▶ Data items

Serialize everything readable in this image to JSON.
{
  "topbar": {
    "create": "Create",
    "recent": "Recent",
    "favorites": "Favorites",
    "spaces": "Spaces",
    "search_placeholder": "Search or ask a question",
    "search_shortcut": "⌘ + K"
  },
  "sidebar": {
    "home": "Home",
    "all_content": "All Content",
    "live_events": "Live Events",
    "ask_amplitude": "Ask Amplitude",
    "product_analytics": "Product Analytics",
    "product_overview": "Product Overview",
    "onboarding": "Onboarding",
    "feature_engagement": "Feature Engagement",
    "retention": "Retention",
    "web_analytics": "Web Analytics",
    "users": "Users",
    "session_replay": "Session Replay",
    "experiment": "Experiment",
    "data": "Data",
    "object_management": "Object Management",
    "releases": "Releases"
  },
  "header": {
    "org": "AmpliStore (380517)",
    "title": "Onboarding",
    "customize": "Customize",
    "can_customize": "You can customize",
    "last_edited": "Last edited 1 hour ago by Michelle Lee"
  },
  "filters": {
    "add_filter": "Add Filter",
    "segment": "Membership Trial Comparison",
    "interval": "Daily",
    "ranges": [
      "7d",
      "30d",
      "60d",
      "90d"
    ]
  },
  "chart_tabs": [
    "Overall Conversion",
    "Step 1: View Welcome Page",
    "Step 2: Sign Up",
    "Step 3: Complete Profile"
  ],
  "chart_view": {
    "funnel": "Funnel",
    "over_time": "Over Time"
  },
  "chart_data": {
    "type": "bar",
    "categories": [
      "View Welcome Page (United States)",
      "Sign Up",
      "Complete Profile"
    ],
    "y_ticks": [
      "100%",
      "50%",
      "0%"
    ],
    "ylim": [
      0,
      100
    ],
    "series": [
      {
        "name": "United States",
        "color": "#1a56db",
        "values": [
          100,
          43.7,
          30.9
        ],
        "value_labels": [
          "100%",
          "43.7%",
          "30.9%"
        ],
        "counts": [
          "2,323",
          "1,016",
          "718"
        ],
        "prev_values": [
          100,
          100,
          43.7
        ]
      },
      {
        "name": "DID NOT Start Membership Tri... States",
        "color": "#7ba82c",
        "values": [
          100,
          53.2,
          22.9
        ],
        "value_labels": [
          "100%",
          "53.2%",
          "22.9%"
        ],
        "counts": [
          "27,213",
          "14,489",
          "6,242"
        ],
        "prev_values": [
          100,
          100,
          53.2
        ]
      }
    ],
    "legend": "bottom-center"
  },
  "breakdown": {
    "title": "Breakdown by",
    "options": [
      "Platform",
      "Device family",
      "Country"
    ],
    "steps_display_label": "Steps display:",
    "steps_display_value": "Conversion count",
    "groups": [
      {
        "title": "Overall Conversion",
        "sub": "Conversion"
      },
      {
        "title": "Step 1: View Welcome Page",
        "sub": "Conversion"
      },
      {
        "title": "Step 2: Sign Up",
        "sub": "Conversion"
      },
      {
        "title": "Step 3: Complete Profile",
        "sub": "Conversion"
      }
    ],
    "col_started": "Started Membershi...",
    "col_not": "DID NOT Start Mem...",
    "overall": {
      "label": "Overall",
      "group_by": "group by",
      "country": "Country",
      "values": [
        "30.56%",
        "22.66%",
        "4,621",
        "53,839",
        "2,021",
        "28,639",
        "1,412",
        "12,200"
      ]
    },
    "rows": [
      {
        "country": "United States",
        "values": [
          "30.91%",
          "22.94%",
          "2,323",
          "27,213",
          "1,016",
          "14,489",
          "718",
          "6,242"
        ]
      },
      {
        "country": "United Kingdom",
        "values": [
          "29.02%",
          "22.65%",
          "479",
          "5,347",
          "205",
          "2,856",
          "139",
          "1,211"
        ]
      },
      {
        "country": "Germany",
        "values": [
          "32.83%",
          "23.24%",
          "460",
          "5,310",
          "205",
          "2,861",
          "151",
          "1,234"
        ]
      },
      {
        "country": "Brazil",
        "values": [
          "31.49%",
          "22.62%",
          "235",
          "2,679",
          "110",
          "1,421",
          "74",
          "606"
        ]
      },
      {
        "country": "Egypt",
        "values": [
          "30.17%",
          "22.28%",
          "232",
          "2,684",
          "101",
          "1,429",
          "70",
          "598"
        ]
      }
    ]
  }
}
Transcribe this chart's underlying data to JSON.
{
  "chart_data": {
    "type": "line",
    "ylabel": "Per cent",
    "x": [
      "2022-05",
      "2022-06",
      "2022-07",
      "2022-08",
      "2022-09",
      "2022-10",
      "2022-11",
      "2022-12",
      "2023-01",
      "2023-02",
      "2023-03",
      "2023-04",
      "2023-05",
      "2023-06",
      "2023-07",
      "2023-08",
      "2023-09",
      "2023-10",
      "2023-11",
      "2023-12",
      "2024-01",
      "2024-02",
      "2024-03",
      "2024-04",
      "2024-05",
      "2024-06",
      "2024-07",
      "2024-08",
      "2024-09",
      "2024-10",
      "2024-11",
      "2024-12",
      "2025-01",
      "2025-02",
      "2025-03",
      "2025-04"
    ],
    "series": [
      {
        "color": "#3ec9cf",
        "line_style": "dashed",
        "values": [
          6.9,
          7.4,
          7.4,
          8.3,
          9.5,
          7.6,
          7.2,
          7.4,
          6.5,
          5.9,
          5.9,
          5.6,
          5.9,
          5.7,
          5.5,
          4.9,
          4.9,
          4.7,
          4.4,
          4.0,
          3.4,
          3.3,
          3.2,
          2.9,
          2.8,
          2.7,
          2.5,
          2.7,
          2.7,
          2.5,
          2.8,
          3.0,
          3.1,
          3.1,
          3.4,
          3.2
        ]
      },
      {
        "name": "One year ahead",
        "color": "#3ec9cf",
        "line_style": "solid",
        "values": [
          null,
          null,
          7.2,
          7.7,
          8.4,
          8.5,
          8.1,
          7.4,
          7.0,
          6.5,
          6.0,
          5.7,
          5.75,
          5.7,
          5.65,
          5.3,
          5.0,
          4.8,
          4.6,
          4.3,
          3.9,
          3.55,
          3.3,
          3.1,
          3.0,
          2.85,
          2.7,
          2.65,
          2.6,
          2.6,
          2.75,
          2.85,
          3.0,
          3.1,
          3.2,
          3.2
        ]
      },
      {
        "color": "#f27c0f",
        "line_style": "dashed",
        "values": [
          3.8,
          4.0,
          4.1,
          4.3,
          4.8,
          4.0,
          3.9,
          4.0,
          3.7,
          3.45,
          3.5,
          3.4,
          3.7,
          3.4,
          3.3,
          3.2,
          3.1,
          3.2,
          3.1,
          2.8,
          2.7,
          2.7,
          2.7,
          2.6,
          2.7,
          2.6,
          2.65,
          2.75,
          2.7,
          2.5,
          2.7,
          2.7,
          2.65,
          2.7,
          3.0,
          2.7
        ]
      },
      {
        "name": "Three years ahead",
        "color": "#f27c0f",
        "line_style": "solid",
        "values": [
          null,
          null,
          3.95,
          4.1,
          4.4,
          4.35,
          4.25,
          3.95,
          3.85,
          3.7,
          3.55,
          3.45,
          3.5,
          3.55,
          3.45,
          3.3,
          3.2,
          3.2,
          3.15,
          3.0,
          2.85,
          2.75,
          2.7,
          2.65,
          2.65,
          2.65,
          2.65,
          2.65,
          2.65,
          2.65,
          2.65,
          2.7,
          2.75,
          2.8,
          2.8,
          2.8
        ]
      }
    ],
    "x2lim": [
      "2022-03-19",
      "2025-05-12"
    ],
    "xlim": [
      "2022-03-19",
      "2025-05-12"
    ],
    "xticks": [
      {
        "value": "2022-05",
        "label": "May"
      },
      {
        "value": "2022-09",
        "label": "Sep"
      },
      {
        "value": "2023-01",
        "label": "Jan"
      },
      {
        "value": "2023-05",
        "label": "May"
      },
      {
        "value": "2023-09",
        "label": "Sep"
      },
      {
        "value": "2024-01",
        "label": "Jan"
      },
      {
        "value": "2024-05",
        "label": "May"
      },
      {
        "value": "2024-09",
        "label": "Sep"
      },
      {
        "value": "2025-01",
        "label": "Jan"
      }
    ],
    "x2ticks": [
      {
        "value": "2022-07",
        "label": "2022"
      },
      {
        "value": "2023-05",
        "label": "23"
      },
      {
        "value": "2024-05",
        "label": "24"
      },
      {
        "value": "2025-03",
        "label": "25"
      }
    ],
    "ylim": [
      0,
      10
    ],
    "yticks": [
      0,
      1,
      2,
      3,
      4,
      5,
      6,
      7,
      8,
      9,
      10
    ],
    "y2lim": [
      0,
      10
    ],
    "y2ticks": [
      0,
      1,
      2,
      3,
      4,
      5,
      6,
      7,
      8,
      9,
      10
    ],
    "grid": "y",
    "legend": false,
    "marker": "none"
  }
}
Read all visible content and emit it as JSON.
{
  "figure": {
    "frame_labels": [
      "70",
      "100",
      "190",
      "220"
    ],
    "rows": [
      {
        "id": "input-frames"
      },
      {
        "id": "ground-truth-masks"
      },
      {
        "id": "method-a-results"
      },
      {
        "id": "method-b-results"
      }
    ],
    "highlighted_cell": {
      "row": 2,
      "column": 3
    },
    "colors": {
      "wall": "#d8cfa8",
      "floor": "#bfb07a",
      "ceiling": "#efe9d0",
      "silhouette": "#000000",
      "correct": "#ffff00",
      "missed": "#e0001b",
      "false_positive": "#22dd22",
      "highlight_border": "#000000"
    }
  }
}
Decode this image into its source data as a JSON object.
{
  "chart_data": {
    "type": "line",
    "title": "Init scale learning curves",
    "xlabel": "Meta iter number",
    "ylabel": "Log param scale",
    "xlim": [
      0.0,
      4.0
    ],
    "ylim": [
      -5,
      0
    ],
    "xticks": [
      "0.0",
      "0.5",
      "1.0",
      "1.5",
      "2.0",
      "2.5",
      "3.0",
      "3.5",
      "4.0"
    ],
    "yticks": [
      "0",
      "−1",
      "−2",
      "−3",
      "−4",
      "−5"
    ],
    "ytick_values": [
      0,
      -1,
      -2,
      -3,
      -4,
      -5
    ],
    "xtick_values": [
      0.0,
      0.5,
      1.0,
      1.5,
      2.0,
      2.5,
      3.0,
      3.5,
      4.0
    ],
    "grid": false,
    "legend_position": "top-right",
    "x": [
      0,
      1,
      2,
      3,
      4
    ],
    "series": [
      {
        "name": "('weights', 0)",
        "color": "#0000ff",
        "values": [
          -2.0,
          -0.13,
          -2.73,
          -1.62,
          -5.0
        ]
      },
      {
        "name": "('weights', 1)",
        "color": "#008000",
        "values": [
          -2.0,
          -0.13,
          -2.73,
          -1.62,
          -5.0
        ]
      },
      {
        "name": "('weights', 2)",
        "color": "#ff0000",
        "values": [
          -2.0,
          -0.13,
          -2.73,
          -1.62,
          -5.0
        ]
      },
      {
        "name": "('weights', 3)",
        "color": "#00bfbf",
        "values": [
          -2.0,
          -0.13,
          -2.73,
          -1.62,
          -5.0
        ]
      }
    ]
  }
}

▶ OBJECTIVE
Pick out each line containing the string "scale" and copy it.

▶ THE REPLY
    "title": "Init scale learning curves",
    "ylabel": "Log param scale",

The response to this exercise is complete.